**Data:**

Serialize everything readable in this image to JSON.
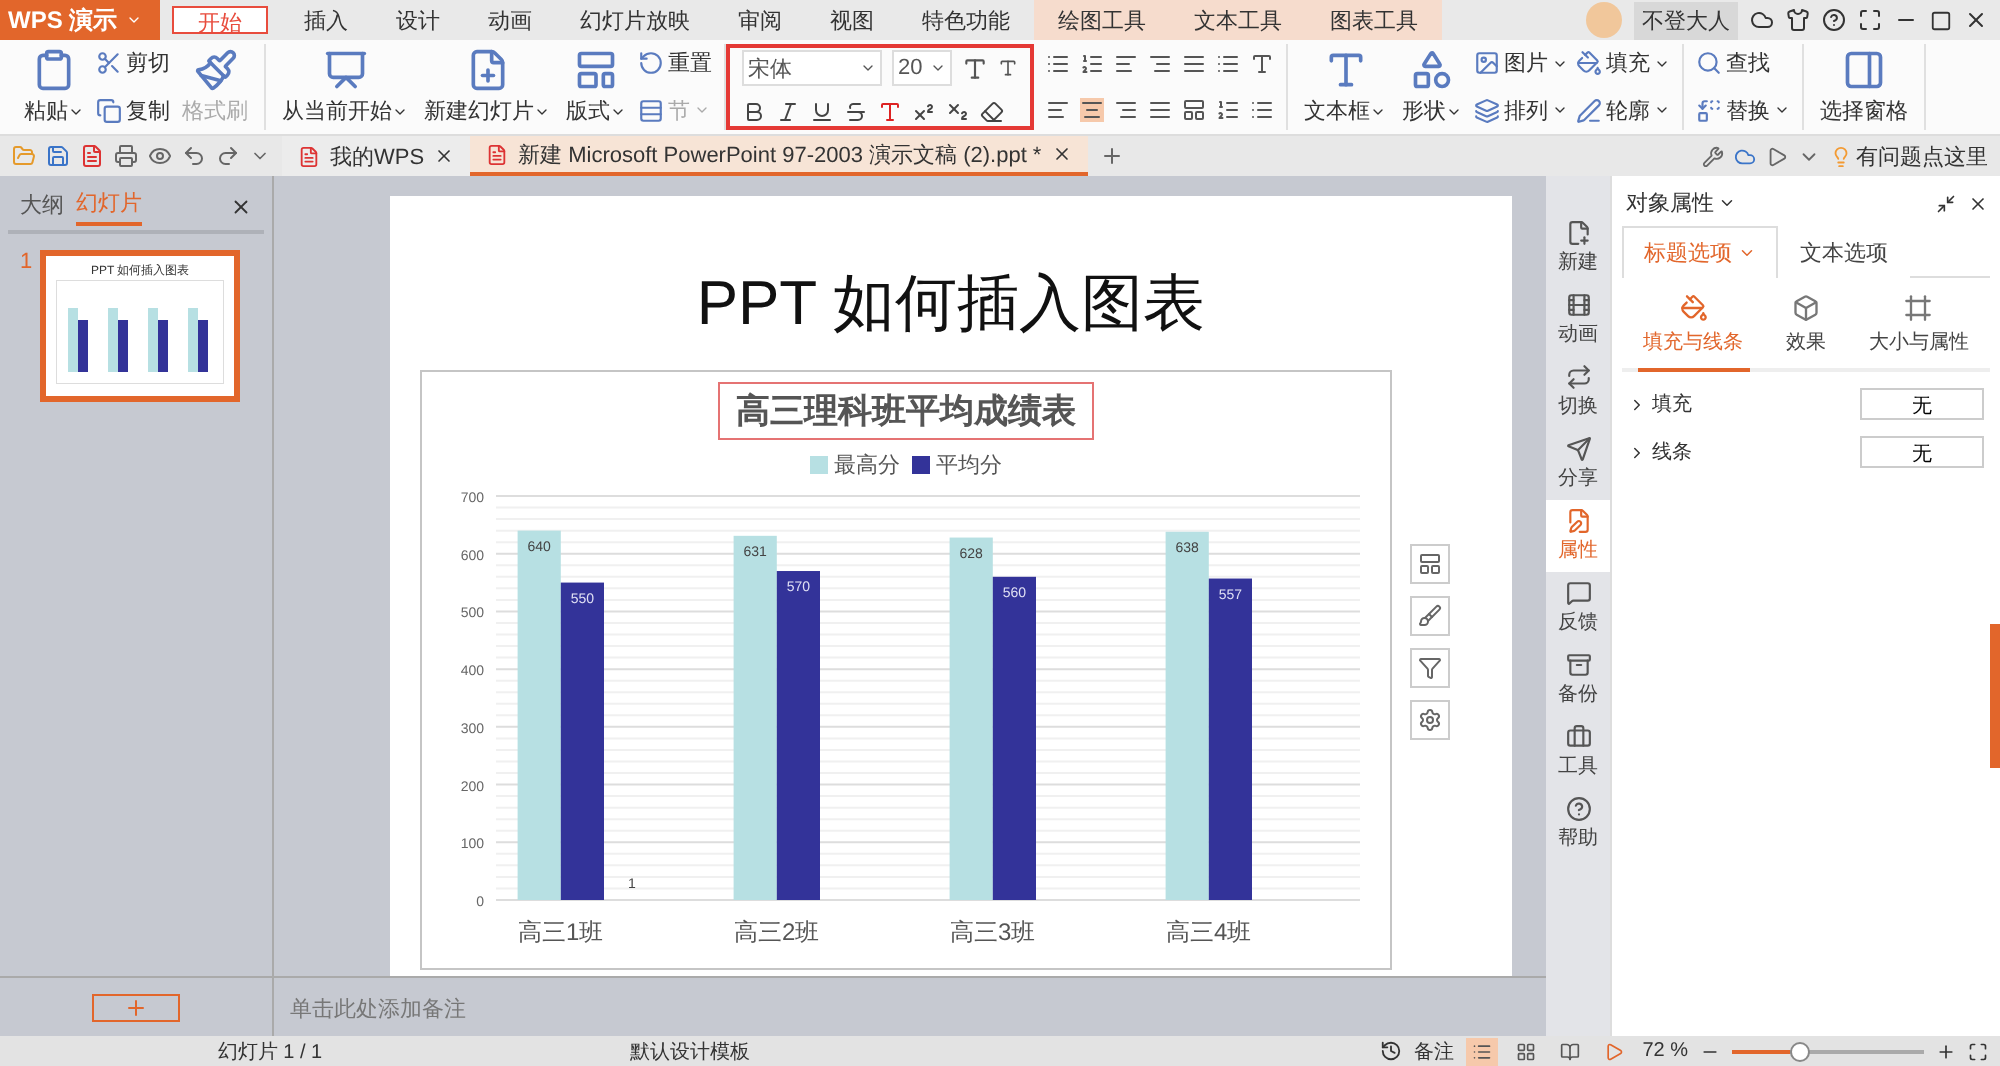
{
  "app": {
    "name": "WPS 演示"
  },
  "ribbon_tabs": [
    {
      "label": "开始",
      "selected": true,
      "kind": "normal"
    },
    {
      "label": "插入",
      "selected": false,
      "kind": "normal"
    },
    {
      "label": "设计",
      "selected": false,
      "kind": "normal"
    },
    {
      "label": "动画",
      "selected": false,
      "kind": "normal"
    },
    {
      "label": "幻灯片放映",
      "selected": false,
      "kind": "normal"
    },
    {
      "label": "审阅",
      "selected": false,
      "kind": "normal"
    },
    {
      "label": "视图",
      "selected": false,
      "kind": "normal"
    },
    {
      "label": "特色功能",
      "selected": false,
      "kind": "normal"
    },
    {
      "label": "绘图工具",
      "selected": false,
      "kind": "context"
    },
    {
      "label": "文本工具",
      "selected": false,
      "kind": "context"
    },
    {
      "label": "图表工具",
      "selected": false,
      "kind": "context"
    }
  ],
  "user": {
    "name": "不登大人"
  },
  "ribbon": [
    {
      "kind": "buttons",
      "items": [
        {
          "label": "粘贴",
          "kind": "large",
          "dropdown": true,
          "disabled": false
        },
        {
          "label": "剪切",
          "kind": "small",
          "dropdown": false,
          "disabled": false
        },
        {
          "label": "复制",
          "kind": "small",
          "dropdown": false,
          "disabled": false
        },
        {
          "label": "格式刷",
          "kind": "large",
          "dropdown": false,
          "disabled": true
        }
      ]
    },
    {
      "kind": "buttons",
      "items": [
        {
          "label": "从当前开始",
          "kind": "large",
          "dropdown": true,
          "disabled": false
        },
        {
          "label": "新建幻灯片",
          "kind": "large",
          "dropdown": true,
          "disabled": false
        },
        {
          "label": "版式",
          "kind": "large",
          "dropdown": true,
          "disabled": false
        },
        {
          "label": "重置",
          "kind": "small",
          "dropdown": false,
          "disabled": false
        },
        {
          "label": "节",
          "kind": "small",
          "dropdown": true,
          "disabled": true
        }
      ]
    },
    {
      "kind": "font",
      "font_name": "宋体",
      "font_size": "20"
    },
    {
      "kind": "paragraph"
    },
    {
      "kind": "buttons",
      "items": [
        {
          "label": "文本框",
          "kind": "large",
          "dropdown": true,
          "disabled": false
        },
        {
          "label": "形状",
          "kind": "large",
          "dropdown": true,
          "disabled": false
        },
        {
          "label": "图片",
          "kind": "small",
          "dropdown": true,
          "disabled": false
        },
        {
          "label": "排列",
          "kind": "small",
          "dropdown": true,
          "disabled": false
        },
        {
          "label": "填充",
          "kind": "small",
          "dropdown": true,
          "disabled": false
        },
        {
          "label": "轮廓",
          "kind": "small",
          "dropdown": true,
          "disabled": false
        }
      ]
    },
    {
      "kind": "buttons",
      "items": [
        {
          "label": "查找",
          "kind": "small",
          "dropdown": false,
          "disabled": false
        },
        {
          "label": "替换",
          "kind": "small",
          "dropdown": true,
          "disabled": false
        }
      ]
    },
    {
      "kind": "buttons",
      "items": [
        {
          "label": "选择窗格",
          "kind": "large",
          "dropdown": false,
          "disabled": false
        }
      ]
    }
  ],
  "doc_tabs": [
    {
      "label": "我的WPS",
      "selected": false
    },
    {
      "label": "新建 Microsoft PowerPoint 97-2003 演示文稿 (2).ppt *",
      "selected": true
    }
  ],
  "help_link": "有问题点这里",
  "left_panel": {
    "tabs": [
      {
        "label": "大纲",
        "selected": false
      },
      {
        "label": "幻灯片",
        "selected": true
      }
    ],
    "slides": [
      {
        "number": "1",
        "thumbnail_title": "PPT 如何插入图表",
        "selected": true
      }
    ]
  },
  "slide": {
    "title": "PPT 如何插入图表",
    "chart": {
      "chart_data": {
        "type": "bar",
        "title": "高三理科班平均成绩表",
        "categories": [
          "高三1班",
          "高三2班",
          "高三3班",
          "高三4班"
        ],
        "series": [
          {
            "name": "最高分",
            "color": "#b7e0e3",
            "values": [
              640,
              631,
              628,
              638
            ]
          },
          {
            "name": "平均分",
            "color": "#333399",
            "values": [
              550,
              570,
              560,
              557
            ]
          }
        ],
        "ylim": [
          0,
          700
        ],
        "grid": true,
        "legend": "top",
        "yticks": [
          0,
          100,
          200,
          300,
          400,
          500,
          600,
          700
        ],
        "data_labels": true,
        "annotations": [
          "1"
        ]
      }
    }
  },
  "notes": {
    "placeholder": "单击此处添加备注"
  },
  "side_nav": [
    {
      "label": "新建",
      "selected": false
    },
    {
      "label": "动画",
      "selected": false
    },
    {
      "label": "切换",
      "selected": false
    },
    {
      "label": "分享",
      "selected": false
    },
    {
      "label": "属性",
      "selected": true
    },
    {
      "label": "反馈",
      "selected": false
    },
    {
      "label": "备份",
      "selected": false
    },
    {
      "label": "工具",
      "selected": false
    },
    {
      "label": "帮助",
      "selected": false
    }
  ],
  "properties": {
    "title": "对象属性",
    "tabs": [
      {
        "label": "标题选项",
        "selected": true
      },
      {
        "label": "文本选项",
        "selected": false
      }
    ],
    "subtabs": [
      {
        "label": "填充与线条",
        "selected": true
      },
      {
        "label": "效果",
        "selected": false
      },
      {
        "label": "大小与属性",
        "selected": false
      }
    ],
    "rows": [
      {
        "label": "填充",
        "value": "无",
        "expanded": false
      },
      {
        "label": "线条",
        "value": "无",
        "expanded": false
      }
    ]
  },
  "status_bar": {
    "slide_info": "幻灯片 1 / 1",
    "template": "默认设计模板",
    "notes_button": "备注",
    "zoom": "72 %",
    "zoom_slider": {
      "level": 0.35
    }
  }
}
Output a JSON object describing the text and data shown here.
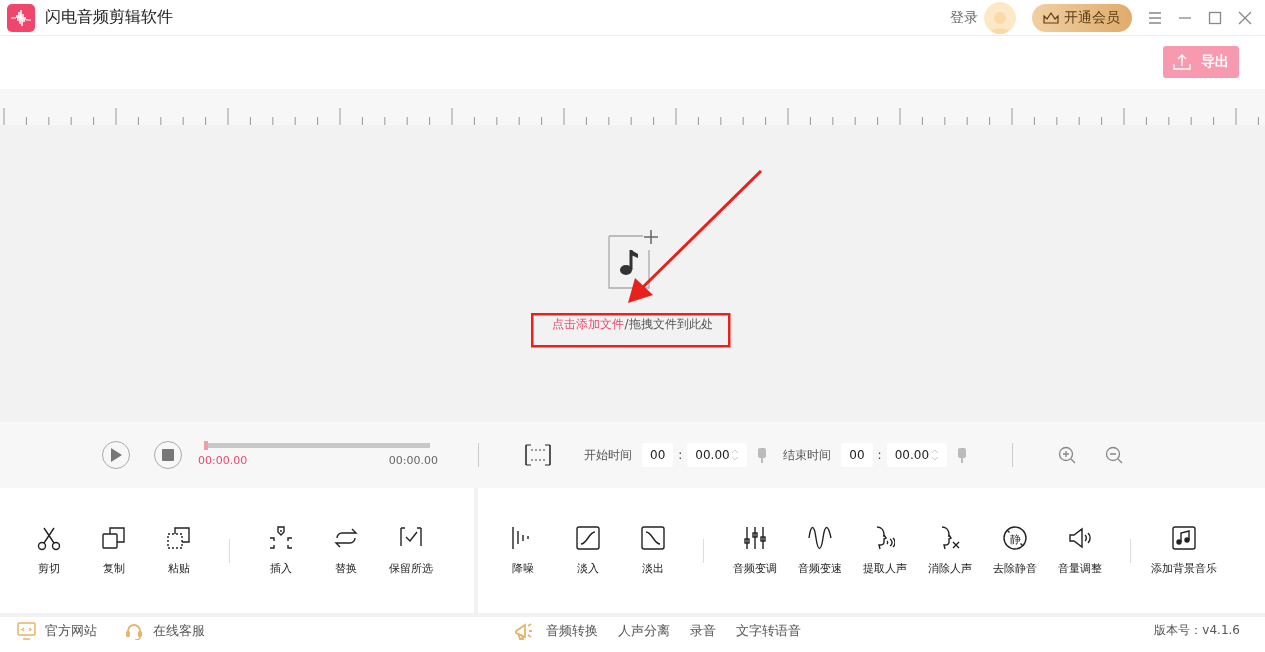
{
  "app": {
    "title": "闪电音频剪辑软件"
  },
  "header": {
    "login": "登录",
    "vip_button": "开通会员"
  },
  "export_button": "导出",
  "drop_zone": {
    "add_link": "点击添加文件",
    "hint": "/拖拽文件到此处"
  },
  "player": {
    "progress": {
      "level": 0
    },
    "current_time": "00:00.00",
    "total_time": "00:00.00"
  },
  "range": [
    {
      "label": "开始时间",
      "minutes": "00",
      "separator": ":",
      "seconds": "00.00"
    },
    {
      "label": "结束时间",
      "minutes": "00",
      "separator": ":",
      "seconds": "00.00"
    }
  ],
  "tool_panels": [
    [
      [
        {
          "kind": "cut",
          "label": "剪切"
        },
        {
          "kind": "copy",
          "label": "复制"
        },
        {
          "kind": "paste",
          "label": "粘贴"
        }
      ],
      [
        {
          "kind": "insert",
          "label": "插入"
        },
        {
          "kind": "replace",
          "label": "替换"
        },
        {
          "kind": "keep",
          "label": "保留所选"
        }
      ]
    ],
    [
      [
        {
          "kind": "denoise",
          "label": "降噪"
        },
        {
          "kind": "fadein",
          "label": "淡入"
        },
        {
          "kind": "fadeout",
          "label": "淡出"
        }
      ],
      [
        {
          "kind": "pitch",
          "label": "音频变调"
        },
        {
          "kind": "speed",
          "label": "音频变速"
        },
        {
          "kind": "extract",
          "label": "提取人声"
        },
        {
          "kind": "remove",
          "label": "消除人声"
        },
        {
          "kind": "silence",
          "label": "去除静音",
          "icon_text": "静"
        },
        {
          "kind": "volume",
          "label": "音量调整"
        }
      ],
      [
        {
          "kind": "music",
          "label": "添加背景音乐"
        }
      ]
    ]
  ],
  "footer": {
    "links": [
      {
        "kind": "website",
        "label": "官方网站"
      },
      {
        "kind": "support",
        "label": "在线客服"
      }
    ],
    "features": [
      "音频转换",
      "人声分离",
      "录音",
      "文字转语音"
    ],
    "version": "版本号：v4.1.6"
  }
}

**Goal:** Extract, from the material above, each line holding the word "如何插入图表".

**Task output:**
        "thumbnail_title": "PPT 如何插入图表",
    "title": "PPT 如何插入图表",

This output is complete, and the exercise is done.